## Material supplied
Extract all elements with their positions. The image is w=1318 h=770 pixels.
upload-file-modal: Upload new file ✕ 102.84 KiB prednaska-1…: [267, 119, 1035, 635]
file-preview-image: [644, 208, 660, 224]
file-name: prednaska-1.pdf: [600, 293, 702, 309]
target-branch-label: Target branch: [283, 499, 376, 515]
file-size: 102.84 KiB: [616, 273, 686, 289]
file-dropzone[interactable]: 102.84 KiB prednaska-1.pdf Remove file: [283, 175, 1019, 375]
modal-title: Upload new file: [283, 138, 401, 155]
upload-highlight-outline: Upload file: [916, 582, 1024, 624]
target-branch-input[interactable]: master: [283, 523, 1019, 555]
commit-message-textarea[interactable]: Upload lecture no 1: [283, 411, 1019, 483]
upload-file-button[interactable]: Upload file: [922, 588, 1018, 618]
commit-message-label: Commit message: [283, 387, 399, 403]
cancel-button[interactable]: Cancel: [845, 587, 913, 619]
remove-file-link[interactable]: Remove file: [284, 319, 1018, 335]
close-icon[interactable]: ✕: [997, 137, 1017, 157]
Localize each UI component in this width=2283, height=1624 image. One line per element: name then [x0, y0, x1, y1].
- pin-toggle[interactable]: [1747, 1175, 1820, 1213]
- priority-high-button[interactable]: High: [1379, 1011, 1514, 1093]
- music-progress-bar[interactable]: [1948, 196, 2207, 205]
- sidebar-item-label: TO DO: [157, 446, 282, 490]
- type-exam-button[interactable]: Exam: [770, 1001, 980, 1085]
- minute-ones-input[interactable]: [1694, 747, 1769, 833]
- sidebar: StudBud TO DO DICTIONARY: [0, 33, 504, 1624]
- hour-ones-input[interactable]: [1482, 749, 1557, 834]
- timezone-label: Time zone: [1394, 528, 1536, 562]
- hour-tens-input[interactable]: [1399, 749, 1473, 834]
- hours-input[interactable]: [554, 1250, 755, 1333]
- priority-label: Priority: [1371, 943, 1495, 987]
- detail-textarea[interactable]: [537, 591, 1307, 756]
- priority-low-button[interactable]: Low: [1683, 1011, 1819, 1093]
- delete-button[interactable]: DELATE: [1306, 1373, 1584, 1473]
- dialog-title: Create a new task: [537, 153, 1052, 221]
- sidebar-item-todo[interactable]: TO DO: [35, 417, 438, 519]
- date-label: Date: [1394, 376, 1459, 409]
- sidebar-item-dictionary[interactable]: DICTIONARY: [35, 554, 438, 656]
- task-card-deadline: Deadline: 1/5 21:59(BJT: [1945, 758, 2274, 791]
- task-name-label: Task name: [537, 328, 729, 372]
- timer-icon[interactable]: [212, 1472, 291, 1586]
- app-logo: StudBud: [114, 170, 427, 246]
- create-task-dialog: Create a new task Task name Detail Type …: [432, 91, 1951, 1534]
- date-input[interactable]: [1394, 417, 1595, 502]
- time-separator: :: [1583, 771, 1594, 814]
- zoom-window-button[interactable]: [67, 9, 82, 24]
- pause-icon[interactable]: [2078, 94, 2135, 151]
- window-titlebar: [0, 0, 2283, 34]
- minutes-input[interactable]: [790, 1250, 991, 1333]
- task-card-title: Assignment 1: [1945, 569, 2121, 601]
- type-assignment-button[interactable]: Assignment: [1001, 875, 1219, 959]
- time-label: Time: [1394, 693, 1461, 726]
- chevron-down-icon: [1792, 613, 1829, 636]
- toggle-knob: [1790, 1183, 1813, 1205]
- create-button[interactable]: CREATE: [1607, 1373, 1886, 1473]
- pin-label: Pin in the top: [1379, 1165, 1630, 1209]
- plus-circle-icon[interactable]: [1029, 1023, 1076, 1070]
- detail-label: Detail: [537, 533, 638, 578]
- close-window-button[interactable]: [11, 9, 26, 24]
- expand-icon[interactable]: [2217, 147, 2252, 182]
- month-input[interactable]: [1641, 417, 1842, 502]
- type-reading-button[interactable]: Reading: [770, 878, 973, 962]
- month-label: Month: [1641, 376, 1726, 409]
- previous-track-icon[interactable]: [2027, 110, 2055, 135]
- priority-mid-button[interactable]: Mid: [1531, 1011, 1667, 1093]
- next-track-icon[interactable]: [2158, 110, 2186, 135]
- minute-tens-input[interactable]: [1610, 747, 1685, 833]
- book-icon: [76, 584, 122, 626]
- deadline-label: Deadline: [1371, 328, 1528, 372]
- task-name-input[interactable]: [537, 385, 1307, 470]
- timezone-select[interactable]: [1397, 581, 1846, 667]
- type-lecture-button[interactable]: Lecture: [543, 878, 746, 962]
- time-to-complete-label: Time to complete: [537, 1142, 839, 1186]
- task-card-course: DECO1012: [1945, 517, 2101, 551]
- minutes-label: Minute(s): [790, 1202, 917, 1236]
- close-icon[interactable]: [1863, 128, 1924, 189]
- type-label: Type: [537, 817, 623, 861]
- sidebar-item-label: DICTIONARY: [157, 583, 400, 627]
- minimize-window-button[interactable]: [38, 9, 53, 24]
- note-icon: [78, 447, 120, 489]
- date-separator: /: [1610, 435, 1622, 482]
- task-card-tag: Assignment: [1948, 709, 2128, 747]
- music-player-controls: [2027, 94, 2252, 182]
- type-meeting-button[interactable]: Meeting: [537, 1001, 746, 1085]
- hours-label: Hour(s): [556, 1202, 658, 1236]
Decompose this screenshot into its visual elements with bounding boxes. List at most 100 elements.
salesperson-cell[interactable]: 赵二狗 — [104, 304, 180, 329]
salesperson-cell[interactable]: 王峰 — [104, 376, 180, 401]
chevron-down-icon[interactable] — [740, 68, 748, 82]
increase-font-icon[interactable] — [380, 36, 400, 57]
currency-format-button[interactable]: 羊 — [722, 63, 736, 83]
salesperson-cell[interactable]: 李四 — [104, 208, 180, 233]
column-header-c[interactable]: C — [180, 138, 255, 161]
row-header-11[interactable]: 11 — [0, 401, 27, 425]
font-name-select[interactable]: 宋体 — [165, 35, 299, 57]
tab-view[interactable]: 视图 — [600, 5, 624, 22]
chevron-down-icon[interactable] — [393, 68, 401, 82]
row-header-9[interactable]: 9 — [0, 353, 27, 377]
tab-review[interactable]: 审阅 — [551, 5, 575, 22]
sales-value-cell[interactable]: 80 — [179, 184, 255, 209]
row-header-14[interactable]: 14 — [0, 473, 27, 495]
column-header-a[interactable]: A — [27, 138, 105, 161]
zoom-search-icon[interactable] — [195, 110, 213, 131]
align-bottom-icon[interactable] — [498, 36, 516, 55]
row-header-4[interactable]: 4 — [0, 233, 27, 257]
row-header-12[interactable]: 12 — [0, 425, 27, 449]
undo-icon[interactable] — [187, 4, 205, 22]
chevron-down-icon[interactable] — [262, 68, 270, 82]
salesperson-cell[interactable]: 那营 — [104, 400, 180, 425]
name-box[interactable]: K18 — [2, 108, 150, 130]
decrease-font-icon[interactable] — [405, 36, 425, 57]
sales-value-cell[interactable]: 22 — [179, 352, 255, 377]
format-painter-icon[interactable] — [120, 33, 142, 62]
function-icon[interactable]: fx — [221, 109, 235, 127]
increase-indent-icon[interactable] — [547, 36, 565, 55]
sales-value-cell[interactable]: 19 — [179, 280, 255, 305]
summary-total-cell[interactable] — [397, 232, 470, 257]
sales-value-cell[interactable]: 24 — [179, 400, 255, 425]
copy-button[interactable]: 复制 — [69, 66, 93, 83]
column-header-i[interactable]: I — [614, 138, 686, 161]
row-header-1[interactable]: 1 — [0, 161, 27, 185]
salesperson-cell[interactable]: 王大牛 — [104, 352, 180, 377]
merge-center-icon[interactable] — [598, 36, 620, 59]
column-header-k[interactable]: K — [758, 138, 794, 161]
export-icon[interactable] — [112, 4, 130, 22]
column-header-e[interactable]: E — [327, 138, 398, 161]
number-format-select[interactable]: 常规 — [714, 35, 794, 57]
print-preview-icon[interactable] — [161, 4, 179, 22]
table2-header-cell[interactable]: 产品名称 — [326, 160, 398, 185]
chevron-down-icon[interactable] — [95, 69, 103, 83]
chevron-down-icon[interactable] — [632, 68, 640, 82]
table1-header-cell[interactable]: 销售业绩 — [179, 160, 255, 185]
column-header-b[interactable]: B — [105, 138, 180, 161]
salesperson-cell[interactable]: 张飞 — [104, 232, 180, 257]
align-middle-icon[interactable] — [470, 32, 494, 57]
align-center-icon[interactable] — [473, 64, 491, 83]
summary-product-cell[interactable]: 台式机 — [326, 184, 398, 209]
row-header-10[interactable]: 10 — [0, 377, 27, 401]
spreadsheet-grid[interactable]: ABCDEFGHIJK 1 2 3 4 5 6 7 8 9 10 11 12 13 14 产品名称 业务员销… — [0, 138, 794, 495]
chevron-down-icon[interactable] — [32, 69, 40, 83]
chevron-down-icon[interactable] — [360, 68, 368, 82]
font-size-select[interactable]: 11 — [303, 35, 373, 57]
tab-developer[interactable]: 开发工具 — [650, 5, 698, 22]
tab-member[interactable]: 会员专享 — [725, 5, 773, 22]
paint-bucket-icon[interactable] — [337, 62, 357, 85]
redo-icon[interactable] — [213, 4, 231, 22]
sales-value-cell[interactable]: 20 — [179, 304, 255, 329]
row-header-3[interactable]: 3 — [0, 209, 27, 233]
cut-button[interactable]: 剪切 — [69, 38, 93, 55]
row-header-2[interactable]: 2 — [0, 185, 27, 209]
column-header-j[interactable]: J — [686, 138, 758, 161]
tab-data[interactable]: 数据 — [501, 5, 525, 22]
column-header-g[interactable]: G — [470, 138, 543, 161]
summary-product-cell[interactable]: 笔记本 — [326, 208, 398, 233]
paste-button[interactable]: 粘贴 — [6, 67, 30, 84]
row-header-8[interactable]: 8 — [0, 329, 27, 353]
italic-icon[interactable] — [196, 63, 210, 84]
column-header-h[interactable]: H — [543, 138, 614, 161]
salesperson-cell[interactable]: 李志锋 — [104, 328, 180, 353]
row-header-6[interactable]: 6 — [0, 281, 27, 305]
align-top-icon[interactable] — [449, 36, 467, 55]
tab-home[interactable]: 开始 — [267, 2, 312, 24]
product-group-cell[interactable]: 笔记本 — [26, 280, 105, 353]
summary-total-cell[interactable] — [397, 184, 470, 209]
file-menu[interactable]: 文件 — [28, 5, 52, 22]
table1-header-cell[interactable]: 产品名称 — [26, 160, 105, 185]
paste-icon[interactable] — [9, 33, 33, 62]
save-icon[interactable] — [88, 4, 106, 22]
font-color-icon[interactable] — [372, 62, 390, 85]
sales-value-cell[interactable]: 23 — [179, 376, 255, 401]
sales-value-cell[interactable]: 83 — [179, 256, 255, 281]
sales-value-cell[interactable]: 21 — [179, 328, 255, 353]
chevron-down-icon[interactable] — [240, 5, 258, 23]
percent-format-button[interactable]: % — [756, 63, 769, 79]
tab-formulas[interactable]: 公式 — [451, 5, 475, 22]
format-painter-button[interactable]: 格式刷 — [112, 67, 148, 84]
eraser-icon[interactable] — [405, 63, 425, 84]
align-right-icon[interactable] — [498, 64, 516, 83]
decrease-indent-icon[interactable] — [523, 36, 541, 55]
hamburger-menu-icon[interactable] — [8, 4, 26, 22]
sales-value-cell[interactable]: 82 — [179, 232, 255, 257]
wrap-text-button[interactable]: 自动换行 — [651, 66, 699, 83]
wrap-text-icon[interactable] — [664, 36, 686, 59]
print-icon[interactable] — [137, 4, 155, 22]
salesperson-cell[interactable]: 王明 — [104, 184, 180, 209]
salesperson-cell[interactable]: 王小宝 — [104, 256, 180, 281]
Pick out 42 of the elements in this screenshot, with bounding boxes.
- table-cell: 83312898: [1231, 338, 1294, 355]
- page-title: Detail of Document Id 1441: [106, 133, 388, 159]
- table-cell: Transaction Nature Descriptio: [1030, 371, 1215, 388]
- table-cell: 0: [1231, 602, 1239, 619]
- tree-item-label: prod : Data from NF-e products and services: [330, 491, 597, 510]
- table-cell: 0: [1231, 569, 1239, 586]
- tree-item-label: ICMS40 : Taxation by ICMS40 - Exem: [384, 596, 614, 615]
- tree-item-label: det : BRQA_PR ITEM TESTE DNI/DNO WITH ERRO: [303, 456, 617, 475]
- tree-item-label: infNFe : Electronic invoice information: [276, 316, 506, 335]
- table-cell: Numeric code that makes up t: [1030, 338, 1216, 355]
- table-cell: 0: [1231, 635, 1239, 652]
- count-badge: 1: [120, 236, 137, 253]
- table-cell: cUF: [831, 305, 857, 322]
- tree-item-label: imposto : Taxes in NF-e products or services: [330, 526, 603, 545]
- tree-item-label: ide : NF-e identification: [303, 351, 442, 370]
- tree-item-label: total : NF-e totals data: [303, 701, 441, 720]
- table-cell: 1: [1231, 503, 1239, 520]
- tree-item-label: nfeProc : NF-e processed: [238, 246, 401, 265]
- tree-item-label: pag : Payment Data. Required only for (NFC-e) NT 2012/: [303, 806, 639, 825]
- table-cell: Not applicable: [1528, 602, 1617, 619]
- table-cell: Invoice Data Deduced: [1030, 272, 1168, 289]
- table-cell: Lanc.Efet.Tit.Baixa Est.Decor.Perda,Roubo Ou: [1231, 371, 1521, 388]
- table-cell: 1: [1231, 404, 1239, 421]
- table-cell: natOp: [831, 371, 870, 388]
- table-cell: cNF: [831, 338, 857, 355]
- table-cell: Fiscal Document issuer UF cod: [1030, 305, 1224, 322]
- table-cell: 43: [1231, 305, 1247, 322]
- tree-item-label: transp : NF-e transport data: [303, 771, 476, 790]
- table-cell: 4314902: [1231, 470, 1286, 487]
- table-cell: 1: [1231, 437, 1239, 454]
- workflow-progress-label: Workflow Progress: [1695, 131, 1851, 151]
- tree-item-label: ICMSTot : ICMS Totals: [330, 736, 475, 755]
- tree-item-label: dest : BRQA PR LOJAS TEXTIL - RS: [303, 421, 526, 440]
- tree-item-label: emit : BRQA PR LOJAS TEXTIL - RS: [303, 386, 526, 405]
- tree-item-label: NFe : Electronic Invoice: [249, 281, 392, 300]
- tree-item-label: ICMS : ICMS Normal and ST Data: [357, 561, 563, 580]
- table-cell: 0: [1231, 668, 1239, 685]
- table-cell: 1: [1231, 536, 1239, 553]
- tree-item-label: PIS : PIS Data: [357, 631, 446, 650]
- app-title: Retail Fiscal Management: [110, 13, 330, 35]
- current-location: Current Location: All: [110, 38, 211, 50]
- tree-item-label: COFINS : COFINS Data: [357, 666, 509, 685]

## Task objective
Copy out again everything from the start of the material down to the line containing "- type-exam-button[interactable]: Exam: [770, 1001, 980, 1085]", including that line.

## Answer below
Extract all elements with their positions. The image is w=1318 h=770 pixels.
upload-file-modal: Upload new file ✕ 102.84 KiB prednaska-1…: [267, 119, 1035, 635]
file-preview-image: [644, 208, 660, 224]
file-name: prednaska-1.pdf: [600, 293, 702, 309]
target-branch-label: Target branch: [283, 499, 376, 515]
file-size: 102.84 KiB: [616, 273, 686, 289]
file-dropzone[interactable]: 102.84 KiB prednaska-1.pdf Remove file: [283, 175, 1019, 375]
modal-title: Upload new file: [283, 138, 401, 155]
upload-highlight-outline: Upload file: [916, 582, 1024, 624]
target-branch-input[interactable]: master: [283, 523, 1019, 555]
commit-message-textarea[interactable]: Upload lecture no 1: [283, 411, 1019, 483]
upload-file-button[interactable]: Upload file: [922, 588, 1018, 618]
commit-message-label: Commit message: [283, 387, 399, 403]
cancel-button[interactable]: Cancel: [845, 587, 913, 619]
remove-file-link[interactable]: Remove file: [284, 319, 1018, 335]
close-icon[interactable]: ✕: [997, 137, 1017, 157]
Localize each UI component in this width=2283, height=1624 image. One line per element: name then [x0, y0, x1, y1].
- pin-toggle[interactable]: [1747, 1175, 1820, 1213]
- priority-high-button[interactable]: High: [1379, 1011, 1514, 1093]
- music-progress-bar[interactable]: [1948, 196, 2207, 205]
- sidebar-item-label: TO DO: [157, 446, 282, 490]
- type-exam-button[interactable]: Exam: [770, 1001, 980, 1085]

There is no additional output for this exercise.